STATED TASK —
Extract every record, exactly as written, and ignore the pictures.

Extracted records —
-*-*-

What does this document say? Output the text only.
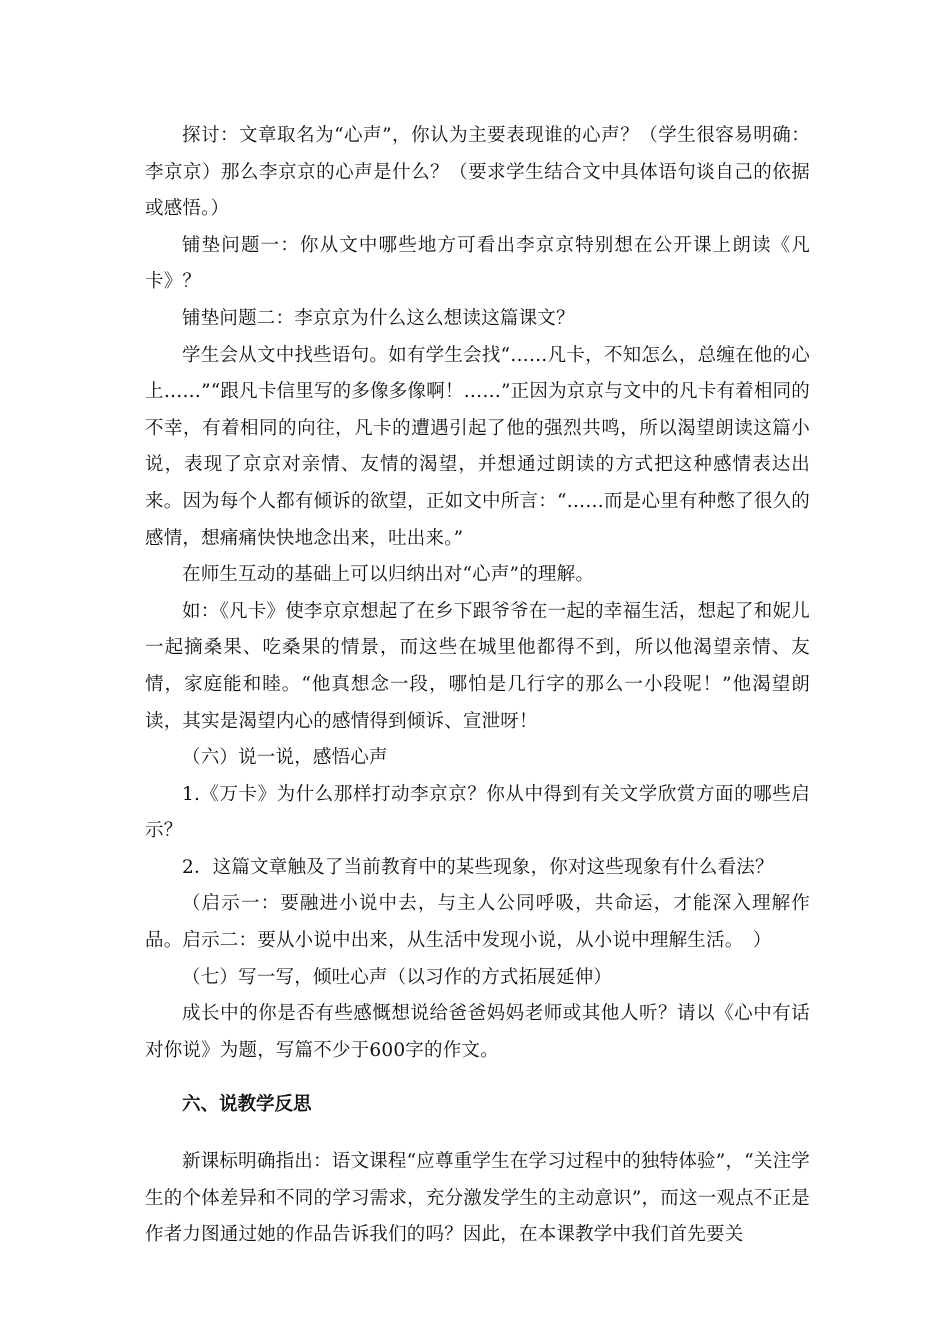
探讨：文章取名为“心声”，你认为主要表现谁的心声？（学生很容易明确：李京京）那么李京京的心声是什么？（要求学生结合文中具体语句谈自己的依据或感悟。）

铺垫问题一：你从文中哪些地方可看出李京京特别想在公开课上朗读《凡卡》？

铺垫问题二：李京京为什么这么想读这篇课文？

学生会从文中找些语句。如有学生会找“……凡卡，不知怎么，总缠在他的心上……”“跟凡卡信里写的多像多像啊！……”正因为京京与文中的凡卡有着相同的不幸，有着相同的向往，凡卡的遭遇引起了他的强烈共鸣，所以渴望朗读这篇小说，表现了京京对亲情、友情的渴望，并想通过朗读的方式把这种感情表达出来。因为每个人都有倾诉的欲望，正如文中所言：“……而是心里有种憋了很久的感情，想痛痛快快地念出来，吐出来。”

在师生互动的基础上可以归纳出对“心声”的理解。

如：《凡卡》使李京京想起了在乡下跟爷爷在一起的幸福生活，想起了和妮儿一起摘桑果、吃桑果的情景，而这些在城里他都得不到，所以他渴望亲情、友情，家庭能和睦。“他真想念一段，哪怕是几行字的那么一小段呢！”他渴望朗读，其实是渴望内心的感情得到倾诉、宣泄呀！

（六）说一说，感悟心声

1.《万卡》为什么那样打动李京京？你从中得到有关文学欣赏方面的哪些启示？

2．这篇文章触及了当前教育中的某些现象，你对这些现象有什么看法？

（启示一：要融进小说中去，与主人公同呼吸，共命运，才能深入理解作品。启示二：要从小说中出来，从生活中发现小说，从小说中理解生活。　）

（七）写一写，倾吐心声（以习作的方式拓展延伸）

成长中的你是否有些感慨想说给爸爸妈妈老师或其他人听？请以《心中有话对你说》为题，写篇不少于600字的作文。

六、说教学反思

新课标明确指出：语文课程“应尊重学生在学习过程中的独特体验”，“关注学生的个体差异和不同的学习需求，充分激发学生的主动意识”，而这一观点不正是作者力图通过她的作品告诉我们的吗？因此，在本课教学中我们首先要关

-*-*-

REPLY —
What does this document say? Output the text only.
探讨：文章取名为“心声”，你认为主要表现谁的心声？（学生很容易明确：李京京）那么李京京的心声是什么？（要求学生结合文中具体语句谈自己的依据或感悟。）

铺垫问题一：你从文中哪些地方可看出李京京特别想在公开课上朗读《凡卡》？

铺垫问题二：李京京为什么这么想读这篇课文？

学生会从文中找些语句。如有学生会找“……凡卡，不知怎么，总缠在他的心上……”“跟凡卡信里写的多像多像啊！……”正因为京京与文中的凡卡有着相同的不幸，有着相同的向往，凡卡的遭遇引起了他的强烈共鸣，所以渴望朗读这篇小说，表现了京京对亲情、友情的渴望，并想通过朗读的方式把这种感情表达出来。因为每个人都有倾诉的欲望，正如文中所言：“……而是心里有种憋了很久的感情，想痛痛快快地念出来，吐出来。”

在师生互动的基础上可以归纳出对“心声”的理解。

如：《凡卡》使李京京想起了在乡下跟爷爷在一起的幸福生活，想起了和妮儿一起摘桑果、吃桑果的情景，而这些在城里他都得不到，所以他渴望亲情、友情，家庭能和睦。“他真想念一段，哪怕是几行字的那么一小段呢！”他渴望朗读，其实是渴望内心的感情得到倾诉、宣泄呀！

（六）说一说，感悟心声

1.《万卡》为什么那样打动李京京？你从中得到有关文学欣赏方面的哪些启示？

2．这篇文章触及了当前教育中的某些现象，你对这些现象有什么看法？

（启示一：要融进小说中去，与主人公同呼吸，共命运，才能深入理解作品。启示二：要从小说中出来，从生活中发现小说，从小说中理解生活。　）

（七）写一写，倾吐心声（以习作的方式拓展延伸）

成长中的你是否有些感慨想说给爸爸妈妈老师或其他人听？请以《心中有话对你说》为题，写篇不少于600字的作文。

六、说教学反思

新课标明确指出：语文课程“应尊重学生在学习过程中的独特体验”，“关注学生的个体差异和不同的学习需求，充分激发学生的主动意识”，而这一观点不正是作者力图通过她的作品告诉我们的吗？因此，在本课教学中我们首先要关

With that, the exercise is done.